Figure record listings
--- begin ---
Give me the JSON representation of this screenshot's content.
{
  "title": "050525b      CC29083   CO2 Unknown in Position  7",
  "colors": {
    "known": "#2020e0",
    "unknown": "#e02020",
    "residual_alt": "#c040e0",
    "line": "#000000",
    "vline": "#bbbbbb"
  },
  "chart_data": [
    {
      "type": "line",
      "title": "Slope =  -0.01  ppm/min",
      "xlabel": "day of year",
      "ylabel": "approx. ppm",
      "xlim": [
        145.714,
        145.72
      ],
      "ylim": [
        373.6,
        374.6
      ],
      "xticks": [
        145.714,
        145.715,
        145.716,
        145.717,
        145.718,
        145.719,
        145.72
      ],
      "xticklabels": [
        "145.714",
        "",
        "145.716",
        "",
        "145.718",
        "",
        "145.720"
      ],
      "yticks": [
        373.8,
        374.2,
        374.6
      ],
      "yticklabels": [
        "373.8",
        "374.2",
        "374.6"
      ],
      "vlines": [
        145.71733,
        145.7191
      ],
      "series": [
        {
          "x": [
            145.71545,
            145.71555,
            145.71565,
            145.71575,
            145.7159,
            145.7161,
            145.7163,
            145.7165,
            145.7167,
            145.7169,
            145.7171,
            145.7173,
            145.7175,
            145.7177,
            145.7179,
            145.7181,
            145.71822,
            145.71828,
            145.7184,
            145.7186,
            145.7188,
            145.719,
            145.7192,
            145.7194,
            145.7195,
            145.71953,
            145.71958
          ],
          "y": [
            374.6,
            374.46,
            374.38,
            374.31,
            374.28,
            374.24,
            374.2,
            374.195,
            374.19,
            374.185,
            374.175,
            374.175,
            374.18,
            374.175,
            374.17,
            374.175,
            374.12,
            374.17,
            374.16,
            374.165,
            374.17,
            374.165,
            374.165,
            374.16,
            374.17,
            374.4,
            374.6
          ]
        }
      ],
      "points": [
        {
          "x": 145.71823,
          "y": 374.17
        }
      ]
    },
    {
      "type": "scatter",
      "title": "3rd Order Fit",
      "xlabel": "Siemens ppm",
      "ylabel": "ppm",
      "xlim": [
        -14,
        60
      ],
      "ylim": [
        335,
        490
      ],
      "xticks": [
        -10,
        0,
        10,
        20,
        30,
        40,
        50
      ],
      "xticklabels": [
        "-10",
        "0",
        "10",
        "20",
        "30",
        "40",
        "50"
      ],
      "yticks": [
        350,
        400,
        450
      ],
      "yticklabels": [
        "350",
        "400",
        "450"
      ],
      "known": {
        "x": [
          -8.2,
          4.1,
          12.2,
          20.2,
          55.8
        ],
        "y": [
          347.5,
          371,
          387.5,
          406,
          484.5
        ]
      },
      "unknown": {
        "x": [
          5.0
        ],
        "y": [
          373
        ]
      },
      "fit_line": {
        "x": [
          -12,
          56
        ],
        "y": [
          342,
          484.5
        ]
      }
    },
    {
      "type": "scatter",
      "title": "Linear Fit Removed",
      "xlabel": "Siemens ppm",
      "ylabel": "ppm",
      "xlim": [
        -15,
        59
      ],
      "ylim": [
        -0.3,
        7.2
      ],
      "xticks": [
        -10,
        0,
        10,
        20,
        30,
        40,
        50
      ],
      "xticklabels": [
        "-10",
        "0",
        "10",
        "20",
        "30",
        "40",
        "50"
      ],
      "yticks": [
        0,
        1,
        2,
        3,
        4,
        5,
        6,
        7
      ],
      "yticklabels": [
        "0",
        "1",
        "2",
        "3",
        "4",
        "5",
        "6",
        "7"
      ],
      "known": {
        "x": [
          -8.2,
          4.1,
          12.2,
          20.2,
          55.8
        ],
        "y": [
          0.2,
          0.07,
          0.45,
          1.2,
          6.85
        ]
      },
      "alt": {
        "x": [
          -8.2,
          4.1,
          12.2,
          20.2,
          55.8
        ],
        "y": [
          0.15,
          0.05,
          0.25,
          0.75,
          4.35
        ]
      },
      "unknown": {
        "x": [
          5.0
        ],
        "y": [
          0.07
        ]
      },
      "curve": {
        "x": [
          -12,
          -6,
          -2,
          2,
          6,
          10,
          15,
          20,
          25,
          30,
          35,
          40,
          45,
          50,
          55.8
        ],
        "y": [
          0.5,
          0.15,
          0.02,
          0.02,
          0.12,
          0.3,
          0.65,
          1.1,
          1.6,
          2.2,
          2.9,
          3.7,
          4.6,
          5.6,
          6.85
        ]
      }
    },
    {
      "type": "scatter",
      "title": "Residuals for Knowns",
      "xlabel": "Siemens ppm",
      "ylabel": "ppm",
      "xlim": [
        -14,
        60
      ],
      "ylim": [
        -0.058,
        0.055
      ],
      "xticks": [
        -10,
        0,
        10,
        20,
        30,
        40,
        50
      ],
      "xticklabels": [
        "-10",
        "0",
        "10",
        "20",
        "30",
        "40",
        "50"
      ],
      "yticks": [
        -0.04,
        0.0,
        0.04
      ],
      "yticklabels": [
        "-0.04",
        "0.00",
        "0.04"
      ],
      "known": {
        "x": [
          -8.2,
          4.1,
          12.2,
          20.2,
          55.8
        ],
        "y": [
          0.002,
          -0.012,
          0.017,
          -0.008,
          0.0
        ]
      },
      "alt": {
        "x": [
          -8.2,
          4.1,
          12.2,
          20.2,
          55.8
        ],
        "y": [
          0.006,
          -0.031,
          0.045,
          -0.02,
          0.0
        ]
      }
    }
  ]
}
--- end ---
* [DIRECTIVE]
In this exercise, repeat all entries exactly.

* [EXERCISE OUTPUT]
Give me the JSON representation of this screenshot's content.
{
  "title": "050525b      CC29083   CO2 Unknown in Position  7",
  "colors": {
    "known": "#2020e0",
    "unknown": "#e02020",
    "residual_alt": "#c040e0",
    "line": "#000000",
    "vline": "#bbbbbb"
  },
  "chart_data": [
    {
      "type": "line",
      "title": "Slope =  -0.01  ppm/min",
      "xlabel": "day of year",
      "ylabel": "approx. ppm",
      "xlim": [
        145.714,
        145.72
      ],
      "ylim": [
        373.6,
        374.6
      ],
      "xticks": [
        145.714,
        145.715,
        145.716,
        145.717,
        145.718,
        145.719,
        145.72
      ],
      "xticklabels": [
        "145.714",
        "",
        "145.716",
        "",
        "145.718",
        "",
        "145.720"
      ],
      "yticks": [
        373.8,
        374.2,
        374.6
      ],
      "yticklabels": [
        "373.8",
        "374.2",
        "374.6"
      ],
      "vlines": [
        145.71733,
        145.7191
      ],
      "series": [
        {
          "x": [
            145.71545,
            145.71555,
            145.71565,
            145.71575,
            145.7159,
            145.7161,
            145.7163,
            145.7165,
            145.7167,
            145.7169,
            145.7171,
            145.7173,
            145.7175,
            145.7177,
            145.7179,
            145.7181,
            145.71822,
            145.71828,
            145.7184,
            145.7186,
            145.7188,
            145.719,
            145.7192,
            145.7194,
            145.7195,
            145.71953,
            145.71958
          ],
          "y": [
            374.6,
            374.46,
            374.38,
            374.31,
            374.28,
            374.24,
            374.2,
            374.195,
            374.19,
            374.185,
            374.175,
            374.175,
            374.18,
            374.175,
            374.17,
            374.175,
            374.12,
            374.17,
            374.16,
            374.165,
            374.17,
            374.165,
            374.165,
            374.16,
            374.17,
            374.4,
            374.6
          ]
        }
      ],
      "points": [
        {
          "x": 145.71823,
          "y": 374.17
        }
      ]
    },
    {
      "type": "scatter",
      "title": "3rd Order Fit",
      "xlabel": "Siemens ppm",
      "ylabel": "ppm",
      "xlim": [
        -14,
        60
      ],
      "ylim": [
        335,
        490
      ],
      "xticks": [
        -10,
        0,
        10,
        20,
        30,
        40,
        50
      ],
      "xticklabels": [
        "-10",
        "0",
        "10",
        "20",
        "30",
        "40",
        "50"
      ],
      "yticks": [
        350,
        400,
        450
      ],
      "yticklabels": [
        "350",
        "400",
        "450"
      ],
      "known": {
        "x": [
          -8.2,
          4.1,
          12.2,
          20.2,
          55.8
        ],
        "y": [
          347.5,
          371,
          387.5,
          406,
          484.5
        ]
      },
      "unknown": {
        "x": [
          5.0
        ],
        "y": [
          373
        ]
      },
      "fit_line": {
        "x": [
          -12,
          56
        ],
        "y": [
          342,
          484.5
        ]
      }
    },
    {
      "type": "scatter",
      "title": "Linear Fit Removed",
      "xlabel": "Siemens ppm",
      "ylabel": "ppm",
      "xlim": [
        -15,
        59
      ],
      "ylim": [
        -0.3,
        7.2
      ],
      "xticks": [
        -10,
        0,
        10,
        20,
        30,
        40,
        50
      ],
      "xticklabels": [
        "-10",
        "0",
        "10",
        "20",
        "30",
        "40",
        "50"
      ],
      "yticks": [
        0,
        1,
        2,
        3,
        4,
        5,
        6,
        7
      ],
      "yticklabels": [
        "0",
        "1",
        "2",
        "3",
        "4",
        "5",
        "6",
        "7"
      ],
      "known": {
        "x": [
          -8.2,
          4.1,
          12.2,
          20.2,
          55.8
        ],
        "y": [
          0.2,
          0.07,
          0.45,
          1.2,
          6.85
        ]
      },
      "alt": {
        "x": [
          -8.2,
          4.1,
          12.2,
          20.2,
          55.8
        ],
        "y": [
          0.15,
          0.05,
          0.25,
          0.75,
          4.35
        ]
      },
      "unknown": {
        "x": [
          5.0
        ],
        "y": [
          0.07
        ]
      },
      "curve": {
        "x": [
          -12,
          -6,
          -2,
          2,
          6,
          10,
          15,
          20,
          25,
          30,
          35,
          40,
          45,
          50,
          55.8
        ],
        "y": [
          0.5,
          0.15,
          0.02,
          0.02,
          0.12,
          0.3,
          0.65,
          1.1,
          1.6,
          2.2,
          2.9,
          3.7,
          4.6,
          5.6,
          6.85
        ]
      }
    },
    {
      "type": "scatter",
      "title": "Residuals for Knowns",
      "xlabel": "Siemens ppm",
      "ylabel": "ppm",
      "xlim": [
        -14,
        60
      ],
      "ylim": [
        -0.058,
        0.055
      ],
      "xticks": [
        -10,
        0,
        10,
        20,
        30,
        40,
        50
      ],
      "xticklabels": [
        "-10",
        "0",
        "10",
        "20",
        "30",
        "40",
        "50"
      ],
      "yticks": [
        -0.04,
        0.0,
        0.04
      ],
      "yticklabels": [
        "-0.04",
        "0.00",
        "0.04"
      ],
      "known": {
        "x": [
          -8.2,
          4.1,
          12.2,
          20.2,
          55.8
        ],
        "y": [
          0.002,
          -0.012,
          0.017,
          -0.008,
          0.0
        ]
      },
      "alt": {
        "x": [
          -8.2,
          4.1,
          12.2,
          20.2,
          55.8
        ],
        "y": [
          0.006,
          -0.031,
          0.045,
          -0.02,
          0.0
        ]
      }
    }
  ]
}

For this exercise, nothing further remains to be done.